[原文抜粋]:
>>>

ねこねここねこ

麒麟の翼 〜劇場版・新参者〜のねこねここねこのネタバレレビュー・内容・結末

4.5

このレビューはネタバレを含みます

大好きなドラマ「新参者」の映画化ということで劇場で観て以降これで4回目くらいの鑑賞。
ドラマを見てなくても全然楽しめるけど、見ている方がバックボーンわかりやすいかな。黒木メイサの立ち位置とか。向井理とか。
ドラマ版は軽いタッチの話も多かったし、好きだった。

なぜか今回唐突に出てきた加賀恭一郎(阿部寛)の父(山崎努)を看取った看護師金森(田中麗奈)。(ドラマにもちょこっとは出てたけど)
原作を読んでないけど登場するんだろうか?加賀父子の葛藤を青柳父子の関係に絡ませたかったのだろうけど、ちょっと謎。
田中麗奈の透明感は好きだけど。
まぁ、父子のことは「祈りの幕が下りる時」でさらに掘り下げられてるので、セットで観るといいのかな。

日本橋の翼のある麒麟の像の前で、刺されて力尽きた男性青柳(中井貴一)。病院に搬送されるが死亡。

<<<

[課題の要件]:
1/ レビューのうち「なぜか今回唐突に出てきた加賀」を含む箇所から「られてるので、セットで観るといいのかな。」までを、「看護師」を「ナース」に置き換えて書き改めてください。
2/ 次の(a)〜(c)はレビューの内容と合っていますか。それぞれ「はい」か「いいえ」で答え、判断の根拠となるレビューの語句をそのまま引用してください。
(a) 筆者はこの映画を劇場でも観ている。
(b) 筆者は原作を読んでいる。
(c) 青柳は搬送先の病院で一命を取り留めた。
3/ レビューによると、加賀恭一郎の父を演じたのは誰ですか。

[提供資料]:
>>>

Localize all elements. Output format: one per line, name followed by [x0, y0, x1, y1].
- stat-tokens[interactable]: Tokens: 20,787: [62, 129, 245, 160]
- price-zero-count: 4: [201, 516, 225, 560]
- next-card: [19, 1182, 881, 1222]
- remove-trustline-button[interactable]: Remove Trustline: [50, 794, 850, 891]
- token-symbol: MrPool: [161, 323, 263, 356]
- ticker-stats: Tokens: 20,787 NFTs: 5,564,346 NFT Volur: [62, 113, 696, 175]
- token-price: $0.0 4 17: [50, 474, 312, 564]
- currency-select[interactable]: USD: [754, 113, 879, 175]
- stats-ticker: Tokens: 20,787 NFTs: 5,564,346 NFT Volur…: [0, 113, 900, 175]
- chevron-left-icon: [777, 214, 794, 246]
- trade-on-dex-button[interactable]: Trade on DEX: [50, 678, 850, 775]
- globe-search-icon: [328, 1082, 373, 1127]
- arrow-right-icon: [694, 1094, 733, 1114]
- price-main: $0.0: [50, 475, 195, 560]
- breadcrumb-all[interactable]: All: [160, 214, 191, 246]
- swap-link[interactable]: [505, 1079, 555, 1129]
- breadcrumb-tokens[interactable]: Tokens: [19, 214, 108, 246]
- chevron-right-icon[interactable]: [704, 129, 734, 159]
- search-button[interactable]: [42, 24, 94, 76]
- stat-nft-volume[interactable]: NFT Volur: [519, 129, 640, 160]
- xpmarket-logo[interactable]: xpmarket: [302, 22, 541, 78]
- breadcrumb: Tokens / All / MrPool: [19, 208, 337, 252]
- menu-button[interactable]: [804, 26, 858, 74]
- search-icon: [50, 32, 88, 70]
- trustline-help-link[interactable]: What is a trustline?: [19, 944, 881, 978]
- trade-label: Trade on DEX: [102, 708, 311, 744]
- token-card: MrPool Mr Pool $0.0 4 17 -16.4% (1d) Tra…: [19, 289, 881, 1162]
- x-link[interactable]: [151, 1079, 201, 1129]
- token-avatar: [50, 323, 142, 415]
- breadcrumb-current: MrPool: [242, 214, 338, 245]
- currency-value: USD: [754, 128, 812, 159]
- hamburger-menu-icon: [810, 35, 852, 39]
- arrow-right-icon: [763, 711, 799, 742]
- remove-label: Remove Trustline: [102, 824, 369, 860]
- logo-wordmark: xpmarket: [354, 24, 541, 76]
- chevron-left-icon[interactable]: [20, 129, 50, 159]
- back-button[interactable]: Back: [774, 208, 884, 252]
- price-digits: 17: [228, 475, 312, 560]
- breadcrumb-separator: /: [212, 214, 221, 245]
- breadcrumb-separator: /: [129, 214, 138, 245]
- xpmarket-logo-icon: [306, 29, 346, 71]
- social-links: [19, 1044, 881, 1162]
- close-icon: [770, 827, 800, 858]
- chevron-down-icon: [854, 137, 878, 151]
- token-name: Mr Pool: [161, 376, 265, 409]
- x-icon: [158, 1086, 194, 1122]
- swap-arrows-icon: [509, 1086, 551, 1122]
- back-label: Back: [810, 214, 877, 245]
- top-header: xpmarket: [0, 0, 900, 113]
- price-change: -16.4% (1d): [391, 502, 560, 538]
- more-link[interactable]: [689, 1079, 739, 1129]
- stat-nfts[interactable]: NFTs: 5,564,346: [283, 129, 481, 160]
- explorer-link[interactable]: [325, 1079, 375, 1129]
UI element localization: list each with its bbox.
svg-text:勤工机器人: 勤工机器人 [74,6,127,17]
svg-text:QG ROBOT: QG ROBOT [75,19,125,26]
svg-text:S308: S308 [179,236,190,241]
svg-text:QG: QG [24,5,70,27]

<<<

[課題別の解答]:
1/
なぜか今回唐突に出てきた加賀恭一郎(阿部寛)の父(山崎努)を看取ったナース金森(田中麗奈)。(ドラマにもちょこっとは出てたけど)
原作を読んでないけど登場するんだろうか?加賀父子の葛藤を青柳父子の関係に絡ませたかったのだろうけど、ちょっと謎。
田中麗奈の透明感は好きだけど。
まぁ、父子のことは「祈りの幕が下りる時」でさらに掘り下げられてるので、セットで観るといいのかな。

2/
(a) はい。「劇場で観て以降これで4回目くらいの鑑賞」
(b) いいえ。「原作を読んでないけど」
(c) いいえ。「病院に搬送されるが死亡」

3/ 山崎努